- **Data section**:
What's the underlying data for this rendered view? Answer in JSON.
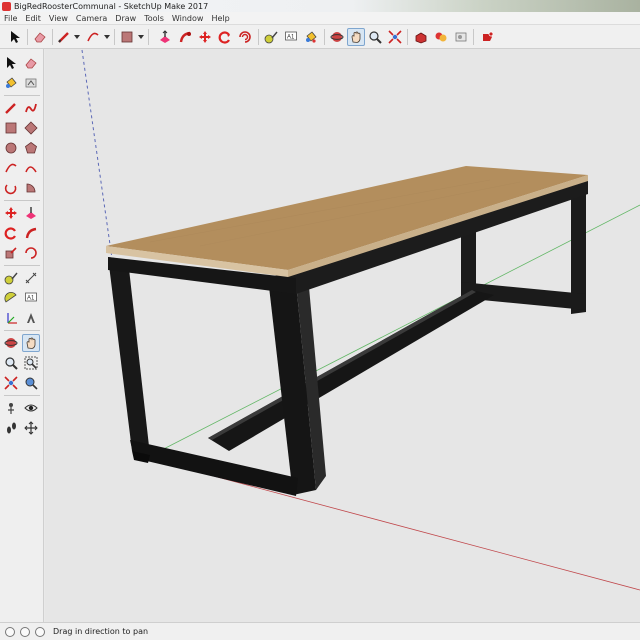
{
  "window": {
    "title": "BigRedRoosterCommunal - SketchUp Make 2017"
  },
  "menu": [
    "File",
    "Edit",
    "View",
    "Camera",
    "Draw",
    "Tools",
    "Window",
    "Help"
  ],
  "top_toolbar": {
    "icons": [
      "select-icon",
      "eraser-icon",
      "pencil-line-icon",
      "arc-icon",
      "rectangle-icon",
      "push-pull-icon",
      "move-icon",
      "rotate-icon",
      "follow-me-icon",
      "tape-measure-icon",
      "text-icon",
      "paint-bucket-icon",
      "orbit-icon",
      "pan-icon",
      "zoom-icon",
      "zoom-extents-icon",
      "3d-warehouse-icon",
      "extension-warehouse-icon",
      "layout-icon",
      "extension-manager-icon"
    ],
    "active": "pan-icon"
  },
  "left_toolbar": {
    "icons": [
      "select-icon",
      "eraser-icon",
      "line-icon",
      "freehand-icon",
      "rectangle-icon",
      "rotated-rectangle-icon",
      "circle-icon",
      "polygon-icon",
      "arc-icon",
      "two-point-arc-icon",
      "three-point-arc-icon",
      "pie-icon",
      "move-icon",
      "push-pull-icon",
      "rotate-icon",
      "follow-me-icon",
      "scale-icon",
      "offset-icon",
      "tape-measure-icon",
      "dimension-icon",
      "protractor-icon",
      "text-icon",
      "axes-icon",
      "3d-text-icon",
      "orbit-icon",
      "pan-icon",
      "zoom-icon",
      "zoom-window-icon",
      "zoom-extents-icon",
      "previous-view-icon",
      "position-camera-icon",
      "look-around-icon",
      "walk-icon",
      "section-plane-icon"
    ],
    "active": "pan-icon"
  },
  "status": {
    "message": "Drag in direction to pan"
  },
  "colors": {
    "tabletop": "#b38e5d",
    "tabletop_edge": "#d8c3a2",
    "frame": "#1b1b1b",
    "axis_red": "#c0474b",
    "axis_green": "#4caf50",
    "axis_blue": "#3949ab",
    "accent_active": "#7fa6cf"
  }
}
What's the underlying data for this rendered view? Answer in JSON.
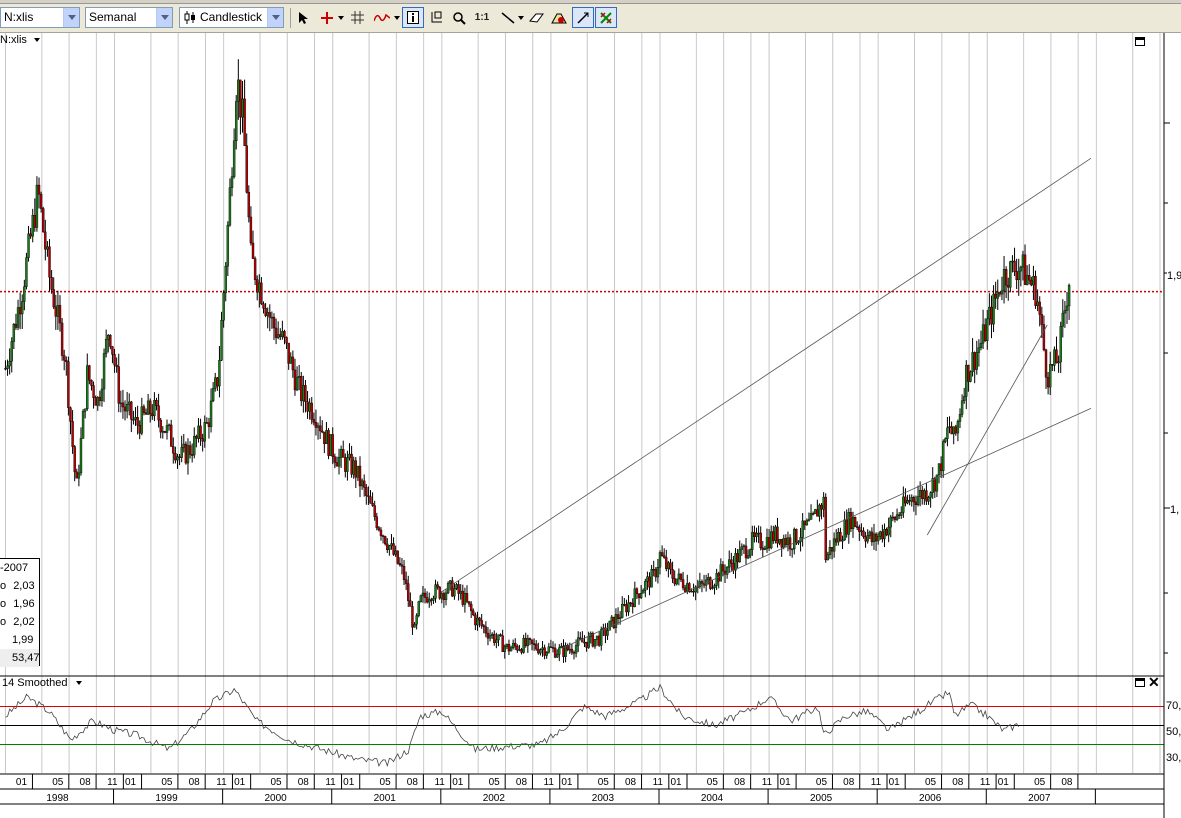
{
  "toolbar": {
    "symbol": "N:xlis",
    "period": "Semanal",
    "chart_style": "Candlestick",
    "icons": [
      "pointer-icon",
      "crosshair-icon",
      "grid-icon",
      "indicator-icon",
      "info-icon",
      "zoom-area-icon",
      "zoom-icon",
      "zoom-reset-icon",
      "line-tool-icon",
      "eraser-icon",
      "properties-icon",
      "autoscale-icon",
      "grid-toggle-icon"
    ],
    "zoom_reset_label": "1:1"
  },
  "price_panel": {
    "title": "N:xlis",
    "price_tags": {
      "current": "1,9",
      "lower": "1,"
    },
    "reference_line_color": "#cc0000"
  },
  "data_window": {
    "date": "-2007",
    "rows": [
      {
        "label": "o",
        "value": "2,03"
      },
      {
        "label": "o",
        "value": "1,96"
      },
      {
        "label": "o",
        "value": "2,02"
      },
      {
        "label": "",
        "value": "1,99"
      },
      {
        "label": "",
        "value": "53,47"
      }
    ]
  },
  "indicator_panel": {
    "title": "14 Smoothed",
    "levels": [
      "70,",
      "50,",
      "30,"
    ],
    "level_colors": {
      "upper": "#e00000",
      "middle": "#000000",
      "lower": "#008000"
    }
  },
  "time_axis": {
    "months": [
      "01",
      "05",
      "08",
      "11",
      "01",
      "05",
      "08",
      "11",
      "01",
      "05",
      "08",
      "11",
      "01",
      "05",
      "08",
      "11",
      "01",
      "05",
      "08",
      "11",
      "01",
      "05",
      "08",
      "11",
      "01",
      "05",
      "08",
      "11",
      "01",
      "05",
      "08",
      "11",
      "01",
      "05",
      "08",
      "11",
      "01",
      "05",
      "08"
    ],
    "years": [
      "1998",
      "1999",
      "2000",
      "2001",
      "2002",
      "2003",
      "2004",
      "2005",
      "2006",
      "2007"
    ]
  },
  "chart_data": {
    "type": "candlestick",
    "period": "weekly",
    "x_range": [
      "1998-01",
      "2007-10"
    ],
    "price_path": [
      [
        1998.0,
        1.72
      ],
      [
        1998.15,
        1.95
      ],
      [
        1998.3,
        2.25
      ],
      [
        1998.4,
        2.0
      ],
      [
        1998.55,
        1.75
      ],
      [
        1998.65,
        1.35
      ],
      [
        1998.75,
        1.7
      ],
      [
        1998.85,
        1.62
      ],
      [
        1998.95,
        1.85
      ],
      [
        1999.05,
        1.62
      ],
      [
        1999.2,
        1.55
      ],
      [
        1999.35,
        1.6
      ],
      [
        1999.5,
        1.52
      ],
      [
        1999.6,
        1.45
      ],
      [
        1999.7,
        1.48
      ],
      [
        1999.85,
        1.55
      ],
      [
        1999.95,
        1.7
      ],
      [
        2000.05,
        2.2
      ],
      [
        2000.12,
        2.6
      ],
      [
        2000.18,
        2.45
      ],
      [
        2000.25,
        2.05
      ],
      [
        2000.35,
        1.95
      ],
      [
        2000.45,
        1.85
      ],
      [
        2000.55,
        1.8
      ],
      [
        2000.7,
        1.65
      ],
      [
        2000.85,
        1.58
      ],
      [
        2000.95,
        1.5
      ],
      [
        2001.05,
        1.45
      ],
      [
        2001.2,
        1.42
      ],
      [
        2001.35,
        1.3
      ],
      [
        2001.5,
        1.2
      ],
      [
        2001.65,
        1.1
      ],
      [
        2001.75,
        0.93
      ],
      [
        2001.8,
        1.02
      ],
      [
        2001.9,
        1.05
      ],
      [
        2002.0,
        1.05
      ],
      [
        2002.1,
        1.06
      ],
      [
        2002.2,
        1.03
      ],
      [
        2002.3,
        0.97
      ],
      [
        2002.45,
        0.92
      ],
      [
        2002.6,
        0.88
      ],
      [
        2002.75,
        0.89
      ],
      [
        2002.95,
        0.88
      ],
      [
        2003.1,
        0.87
      ],
      [
        2003.3,
        0.9
      ],
      [
        2003.45,
        0.91
      ],
      [
        2003.6,
        0.97
      ],
      [
        2003.8,
        1.05
      ],
      [
        2003.95,
        1.1
      ],
      [
        2004.0,
        1.16
      ],
      [
        2004.1,
        1.1
      ],
      [
        2004.2,
        1.08
      ],
      [
        2004.35,
        1.06
      ],
      [
        2004.5,
        1.09
      ],
      [
        2004.7,
        1.15
      ],
      [
        2004.85,
        1.2
      ],
      [
        2004.95,
        1.2
      ],
      [
        2005.05,
        1.22
      ],
      [
        2005.2,
        1.2
      ],
      [
        2005.4,
        1.26
      ],
      [
        2005.45,
        1.3
      ],
      [
        2005.5,
        1.32
      ],
      [
        2005.52,
        1.15
      ],
      [
        2005.6,
        1.2
      ],
      [
        2005.75,
        1.27
      ],
      [
        2005.9,
        1.22
      ],
      [
        2005.95,
        1.2
      ],
      [
        2006.1,
        1.25
      ],
      [
        2006.3,
        1.33
      ],
      [
        2006.45,
        1.35
      ],
      [
        2006.55,
        1.4
      ],
      [
        2006.65,
        1.55
      ],
      [
        2006.7,
        1.5
      ],
      [
        2006.8,
        1.7
      ],
      [
        2006.95,
        1.8
      ],
      [
        2007.05,
        1.9
      ],
      [
        2007.15,
        2.0
      ],
      [
        2007.3,
        2.03
      ],
      [
        2007.45,
        1.95
      ],
      [
        2007.55,
        1.7
      ],
      [
        2007.65,
        1.75
      ],
      [
        2007.75,
        1.99
      ]
    ],
    "reference_price": 1.95,
    "channel_lines": [
      {
        "from": [
          2002.0,
          1.05
        ],
        "to": [
          2007.95,
          2.35
        ]
      },
      {
        "from": [
          2003.1,
          0.88
        ],
        "to": [
          2007.95,
          1.6
        ]
      },
      {
        "from": [
          2006.45,
          1.22
        ],
        "to": [
          2007.55,
          1.85
        ]
      }
    ],
    "indicator": {
      "name": "14 Smoothed",
      "levels": [
        70,
        50,
        30
      ],
      "values_at": [
        [
          1998.0,
          60
        ],
        [
          1998.2,
          80
        ],
        [
          1998.4,
          65
        ],
        [
          1998.6,
          35
        ],
        [
          1998.8,
          55
        ],
        [
          1999.0,
          45
        ],
        [
          1999.2,
          40
        ],
        [
          1999.5,
          25
        ],
        [
          1999.7,
          45
        ],
        [
          1999.9,
          75
        ],
        [
          2000.1,
          88
        ],
        [
          2000.3,
          55
        ],
        [
          2000.6,
          35
        ],
        [
          2000.9,
          25
        ],
        [
          2001.2,
          15
        ],
        [
          2001.5,
          10
        ],
        [
          2001.7,
          25
        ],
        [
          2001.8,
          60
        ],
        [
          2002.0,
          65
        ],
        [
          2002.3,
          25
        ],
        [
          2002.6,
          28
        ],
        [
          2002.9,
          30
        ],
        [
          2003.1,
          45
        ],
        [
          2003.3,
          70
        ],
        [
          2003.5,
          60
        ],
        [
          2003.8,
          75
        ],
        [
          2004.0,
          90
        ],
        [
          2004.2,
          60
        ],
        [
          2004.5,
          50
        ],
        [
          2004.8,
          65
        ],
        [
          2005.0,
          80
        ],
        [
          2005.2,
          55
        ],
        [
          2005.45,
          70
        ],
        [
          2005.5,
          40
        ],
        [
          2005.7,
          60
        ],
        [
          2005.9,
          65
        ],
        [
          2006.1,
          45
        ],
        [
          2006.3,
          60
        ],
        [
          2006.5,
          75
        ],
        [
          2006.65,
          85
        ],
        [
          2006.7,
          60
        ],
        [
          2006.85,
          72
        ],
        [
          2007.0,
          60
        ],
        [
          2007.15,
          45
        ],
        [
          2007.3,
          52
        ]
      ]
    }
  }
}
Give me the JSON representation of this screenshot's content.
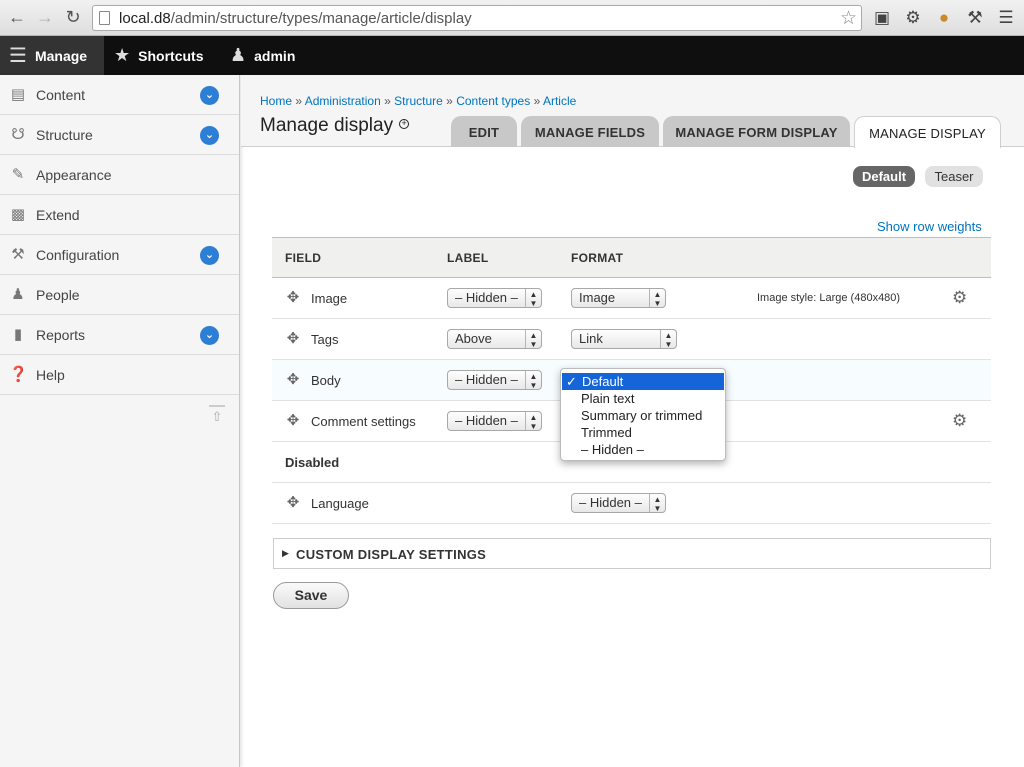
{
  "browser": {
    "url_host": "local.d8",
    "url_path": "/admin/structure/types/manage/article/display"
  },
  "toolbar": {
    "manage": "Manage",
    "shortcuts": "Shortcuts",
    "user": "admin"
  },
  "sidebar": {
    "items": [
      {
        "label": "Content"
      },
      {
        "label": "Structure"
      },
      {
        "label": "Appearance"
      },
      {
        "label": "Extend"
      },
      {
        "label": "Configuration"
      },
      {
        "label": "People"
      },
      {
        "label": "Reports"
      },
      {
        "label": "Help"
      }
    ]
  },
  "breadcrumb": {
    "items": [
      "Home",
      "Administration",
      "Structure",
      "Content types",
      "Article"
    ],
    "separator": "»"
  },
  "page_title": "Manage display",
  "tabs": [
    "EDIT",
    "MANAGE FIELDS",
    "MANAGE FORM DISPLAY",
    "MANAGE DISPLAY"
  ],
  "view_modes": [
    "Default",
    "Teaser"
  ],
  "row_weights_link": "Show row weights",
  "table": {
    "headers": [
      "FIELD",
      "LABEL",
      "FORMAT"
    ],
    "rows": [
      {
        "field": "Image",
        "label": "– Hidden –",
        "format": "Image",
        "summary": "Image style: Large (480x480)"
      },
      {
        "field": "Tags",
        "label": "Above",
        "format": "Link"
      },
      {
        "field": "Body",
        "label": "– Hidden –"
      },
      {
        "field": "Comment settings",
        "label": "– Hidden –"
      }
    ],
    "disabled_region": "Disabled",
    "disabled_rows": [
      {
        "field": "Language",
        "format": "– Hidden –"
      }
    ]
  },
  "format_dropdown": {
    "check": "✓",
    "options": [
      "Default",
      "Plain text",
      "Summary or trimmed",
      "Trimmed",
      "– Hidden –"
    ],
    "selected": "Default"
  },
  "custom_display_settings": "CUSTOM DISPLAY SETTINGS",
  "save_button": "Save",
  "colors": {
    "link": "#0074bd",
    "toolbar_bg": "#0f0f0f",
    "chevron_badge": "#2d7ed5",
    "dropdown_highlight": "#1665d8"
  }
}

- **Written problem**: Pull out every line containing "extension".

- **Full response**:
      "extension-warehouse-icon",
      "extension-manager-icon"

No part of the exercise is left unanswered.